> **Task goal**
Give all the lines below again, exactly, with no pictures.

> **Record list**
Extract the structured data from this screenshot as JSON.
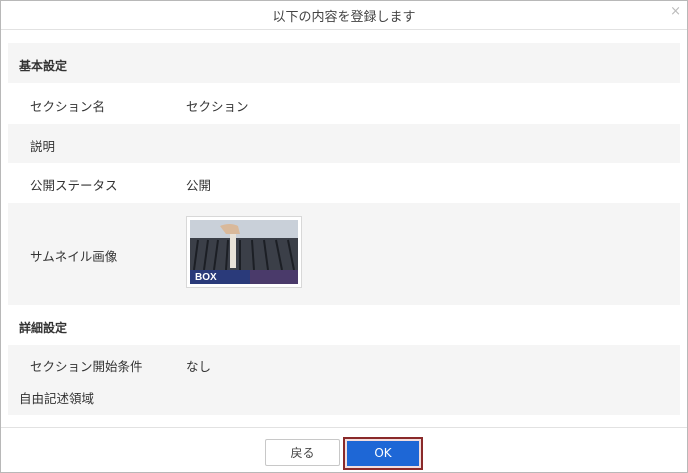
{
  "dialog": {
    "title": "以下の内容を登録します",
    "close_icon": "×"
  },
  "basic_settings": {
    "header": "基本設定",
    "section_name_label": "セクション名",
    "section_name_value": "セクション",
    "description_label": "説明",
    "description_value": "",
    "status_label": "公開ステータス",
    "status_value": "公開",
    "thumbnail_label": "サムネイル画像",
    "thumbnail_caption": "BOX"
  },
  "advanced_settings": {
    "header": "詳細設定",
    "start_condition_label": "セクション開始条件",
    "start_condition_value": "なし",
    "free_text_label": "自由記述領域"
  },
  "footer": {
    "back_label": "戻る",
    "ok_label": "OK"
  },
  "colors": {
    "ok_button": "#1e67d6",
    "ok_highlight_border": "#8a2a2a",
    "row_background": "#f5f5f5"
  },
  "icons": {
    "close": "close-icon",
    "thumbnail": "file-cabinet-photo"
  }
}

> **Output for this task**
Extract the structured data from this screenshot as JSON.
{
  "dialog": {
    "title": "以下の内容を登録します",
    "close_icon": "×"
  },
  "basic_settings": {
    "header": "基本設定",
    "section_name_label": "セクション名",
    "section_name_value": "セクション",
    "description_label": "説明",
    "description_value": "",
    "status_label": "公開ステータス",
    "status_value": "公開",
    "thumbnail_label": "サムネイル画像",
    "thumbnail_caption": "BOX"
  },
  "advanced_settings": {
    "header": "詳細設定",
    "start_condition_label": "セクション開始条件",
    "start_condition_value": "なし",
    "free_text_label": "自由記述領域"
  },
  "footer": {
    "back_label": "戻る",
    "ok_label": "OK"
  },
  "colors": {
    "ok_button": "#1e67d6",
    "ok_highlight_border": "#8a2a2a",
    "row_background": "#f5f5f5"
  },
  "icons": {
    "close": "close-icon",
    "thumbnail": "file-cabinet-photo"
  }
}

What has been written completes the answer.